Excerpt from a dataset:
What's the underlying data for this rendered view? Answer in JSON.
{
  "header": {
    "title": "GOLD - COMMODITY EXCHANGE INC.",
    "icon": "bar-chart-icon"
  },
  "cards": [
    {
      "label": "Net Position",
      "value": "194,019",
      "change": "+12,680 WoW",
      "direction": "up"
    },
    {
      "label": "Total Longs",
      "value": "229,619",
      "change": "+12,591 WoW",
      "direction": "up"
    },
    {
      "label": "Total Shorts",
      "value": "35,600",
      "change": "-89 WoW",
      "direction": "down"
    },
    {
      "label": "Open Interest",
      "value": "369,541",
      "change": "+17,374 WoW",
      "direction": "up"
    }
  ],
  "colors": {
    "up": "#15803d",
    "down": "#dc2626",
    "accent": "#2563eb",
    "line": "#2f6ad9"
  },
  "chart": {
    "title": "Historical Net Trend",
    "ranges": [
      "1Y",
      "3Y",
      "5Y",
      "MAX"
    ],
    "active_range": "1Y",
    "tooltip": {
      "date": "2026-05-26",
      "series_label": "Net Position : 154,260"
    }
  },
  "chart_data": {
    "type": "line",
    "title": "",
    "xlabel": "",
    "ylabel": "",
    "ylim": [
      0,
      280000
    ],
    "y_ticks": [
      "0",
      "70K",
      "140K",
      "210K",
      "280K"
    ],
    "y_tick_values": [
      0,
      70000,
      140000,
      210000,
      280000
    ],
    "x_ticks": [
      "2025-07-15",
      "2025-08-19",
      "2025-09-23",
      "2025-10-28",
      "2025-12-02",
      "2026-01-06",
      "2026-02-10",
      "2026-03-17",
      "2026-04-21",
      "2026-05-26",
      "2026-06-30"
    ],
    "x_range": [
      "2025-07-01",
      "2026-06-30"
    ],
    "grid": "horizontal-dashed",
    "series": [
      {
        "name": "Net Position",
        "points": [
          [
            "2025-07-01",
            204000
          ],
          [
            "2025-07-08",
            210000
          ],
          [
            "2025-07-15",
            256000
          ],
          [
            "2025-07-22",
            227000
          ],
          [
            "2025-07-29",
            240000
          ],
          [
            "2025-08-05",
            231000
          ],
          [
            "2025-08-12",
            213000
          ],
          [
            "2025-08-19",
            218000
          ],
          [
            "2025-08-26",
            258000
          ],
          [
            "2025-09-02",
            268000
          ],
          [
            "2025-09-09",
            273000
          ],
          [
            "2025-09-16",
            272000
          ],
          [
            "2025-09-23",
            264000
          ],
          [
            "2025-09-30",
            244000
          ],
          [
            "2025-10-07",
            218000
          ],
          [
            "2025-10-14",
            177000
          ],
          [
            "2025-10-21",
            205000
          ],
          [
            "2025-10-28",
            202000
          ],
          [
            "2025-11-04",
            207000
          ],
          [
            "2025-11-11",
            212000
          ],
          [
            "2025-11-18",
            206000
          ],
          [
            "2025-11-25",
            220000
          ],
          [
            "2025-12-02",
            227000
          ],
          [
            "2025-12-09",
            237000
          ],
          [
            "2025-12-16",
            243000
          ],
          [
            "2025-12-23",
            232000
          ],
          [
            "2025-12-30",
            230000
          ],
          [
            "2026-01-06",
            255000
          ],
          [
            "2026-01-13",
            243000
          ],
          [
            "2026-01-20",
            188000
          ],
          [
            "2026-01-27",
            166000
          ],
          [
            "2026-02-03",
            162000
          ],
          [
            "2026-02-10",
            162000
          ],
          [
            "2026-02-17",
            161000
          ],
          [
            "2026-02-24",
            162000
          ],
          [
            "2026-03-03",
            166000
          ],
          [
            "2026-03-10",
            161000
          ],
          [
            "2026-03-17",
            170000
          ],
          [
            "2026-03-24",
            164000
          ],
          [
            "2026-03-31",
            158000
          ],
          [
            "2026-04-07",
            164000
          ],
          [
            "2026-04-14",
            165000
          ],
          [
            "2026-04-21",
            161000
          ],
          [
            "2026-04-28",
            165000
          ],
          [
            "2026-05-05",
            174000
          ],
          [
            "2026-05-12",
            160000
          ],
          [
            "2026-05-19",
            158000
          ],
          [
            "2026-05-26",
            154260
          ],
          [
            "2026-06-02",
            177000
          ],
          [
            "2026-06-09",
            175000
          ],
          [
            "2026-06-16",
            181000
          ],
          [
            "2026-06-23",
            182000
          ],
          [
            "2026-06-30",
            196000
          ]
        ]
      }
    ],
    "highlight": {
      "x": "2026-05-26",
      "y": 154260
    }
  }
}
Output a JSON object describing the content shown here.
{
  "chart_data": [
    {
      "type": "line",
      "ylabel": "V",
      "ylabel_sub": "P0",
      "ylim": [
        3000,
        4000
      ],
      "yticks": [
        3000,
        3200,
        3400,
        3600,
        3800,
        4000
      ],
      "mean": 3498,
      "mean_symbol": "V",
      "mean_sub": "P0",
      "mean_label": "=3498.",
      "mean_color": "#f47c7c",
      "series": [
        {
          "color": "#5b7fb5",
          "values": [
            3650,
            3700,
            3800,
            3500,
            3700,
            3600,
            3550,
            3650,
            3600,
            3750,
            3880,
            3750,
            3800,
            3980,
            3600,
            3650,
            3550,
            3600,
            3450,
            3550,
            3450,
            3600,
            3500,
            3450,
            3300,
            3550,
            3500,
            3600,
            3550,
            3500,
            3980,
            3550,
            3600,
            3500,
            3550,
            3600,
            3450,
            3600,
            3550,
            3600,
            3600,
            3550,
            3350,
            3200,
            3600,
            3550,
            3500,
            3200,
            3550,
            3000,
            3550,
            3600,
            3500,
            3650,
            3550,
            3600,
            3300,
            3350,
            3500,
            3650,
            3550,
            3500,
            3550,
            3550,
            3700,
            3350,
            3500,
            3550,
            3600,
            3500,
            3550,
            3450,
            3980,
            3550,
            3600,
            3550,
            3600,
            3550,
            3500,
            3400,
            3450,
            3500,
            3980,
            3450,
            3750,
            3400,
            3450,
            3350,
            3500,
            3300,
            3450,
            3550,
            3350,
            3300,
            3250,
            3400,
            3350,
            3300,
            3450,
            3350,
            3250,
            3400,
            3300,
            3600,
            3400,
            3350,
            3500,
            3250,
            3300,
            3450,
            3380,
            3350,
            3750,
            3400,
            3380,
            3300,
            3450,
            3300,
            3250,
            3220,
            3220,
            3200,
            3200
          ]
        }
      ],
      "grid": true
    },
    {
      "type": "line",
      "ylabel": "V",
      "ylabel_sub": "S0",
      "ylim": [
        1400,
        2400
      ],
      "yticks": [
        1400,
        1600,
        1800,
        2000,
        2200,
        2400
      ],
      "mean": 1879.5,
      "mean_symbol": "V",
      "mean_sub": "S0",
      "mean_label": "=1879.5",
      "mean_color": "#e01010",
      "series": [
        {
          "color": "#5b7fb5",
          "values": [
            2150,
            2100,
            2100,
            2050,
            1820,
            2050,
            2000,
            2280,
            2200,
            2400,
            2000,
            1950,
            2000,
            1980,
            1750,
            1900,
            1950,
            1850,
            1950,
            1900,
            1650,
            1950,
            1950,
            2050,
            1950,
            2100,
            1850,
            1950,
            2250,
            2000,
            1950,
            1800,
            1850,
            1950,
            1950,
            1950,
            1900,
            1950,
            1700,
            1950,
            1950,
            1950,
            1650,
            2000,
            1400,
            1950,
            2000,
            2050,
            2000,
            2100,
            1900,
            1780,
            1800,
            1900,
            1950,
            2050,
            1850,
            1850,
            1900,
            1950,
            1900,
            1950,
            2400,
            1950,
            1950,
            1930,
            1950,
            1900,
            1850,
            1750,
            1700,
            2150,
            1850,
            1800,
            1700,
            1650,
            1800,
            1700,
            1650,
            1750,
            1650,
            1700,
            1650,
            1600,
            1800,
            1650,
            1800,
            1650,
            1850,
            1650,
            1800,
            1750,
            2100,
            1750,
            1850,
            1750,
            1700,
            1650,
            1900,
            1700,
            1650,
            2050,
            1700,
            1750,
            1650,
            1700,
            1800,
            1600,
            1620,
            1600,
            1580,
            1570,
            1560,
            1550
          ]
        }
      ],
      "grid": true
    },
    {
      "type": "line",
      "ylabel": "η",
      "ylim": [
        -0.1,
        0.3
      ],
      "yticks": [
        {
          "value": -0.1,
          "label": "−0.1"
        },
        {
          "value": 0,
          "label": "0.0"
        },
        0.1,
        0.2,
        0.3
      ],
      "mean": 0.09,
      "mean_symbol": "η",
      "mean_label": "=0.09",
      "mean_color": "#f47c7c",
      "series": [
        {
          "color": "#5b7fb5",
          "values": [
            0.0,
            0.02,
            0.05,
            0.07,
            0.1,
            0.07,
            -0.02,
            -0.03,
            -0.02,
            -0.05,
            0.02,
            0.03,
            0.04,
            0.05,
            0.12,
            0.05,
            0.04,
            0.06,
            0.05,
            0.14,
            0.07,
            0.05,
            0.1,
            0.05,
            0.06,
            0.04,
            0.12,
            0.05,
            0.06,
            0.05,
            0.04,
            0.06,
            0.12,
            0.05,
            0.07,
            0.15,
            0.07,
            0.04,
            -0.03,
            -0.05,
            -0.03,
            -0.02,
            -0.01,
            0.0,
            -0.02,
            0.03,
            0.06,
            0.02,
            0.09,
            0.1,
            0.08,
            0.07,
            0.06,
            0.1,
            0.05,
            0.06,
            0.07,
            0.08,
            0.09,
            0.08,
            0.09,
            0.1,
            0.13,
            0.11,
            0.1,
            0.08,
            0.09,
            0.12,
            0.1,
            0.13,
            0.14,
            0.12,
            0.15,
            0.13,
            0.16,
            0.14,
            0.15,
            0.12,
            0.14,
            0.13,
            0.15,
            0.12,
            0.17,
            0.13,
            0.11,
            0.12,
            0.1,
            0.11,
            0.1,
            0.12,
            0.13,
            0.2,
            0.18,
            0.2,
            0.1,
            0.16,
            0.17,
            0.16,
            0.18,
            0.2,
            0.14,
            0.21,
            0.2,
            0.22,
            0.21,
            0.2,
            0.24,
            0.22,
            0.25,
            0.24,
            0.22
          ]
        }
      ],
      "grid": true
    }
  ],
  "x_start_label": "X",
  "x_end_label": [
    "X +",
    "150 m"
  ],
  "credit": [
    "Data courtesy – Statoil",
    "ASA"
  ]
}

> [Exercise]: Check each line of the records for the word "title" and extract those that contain it.

> [Solved exercise]:
    "title": "GOLD - COMMODITY EXCHANGE INC.",
    "title": "Historical Net Trend",
    "title": "",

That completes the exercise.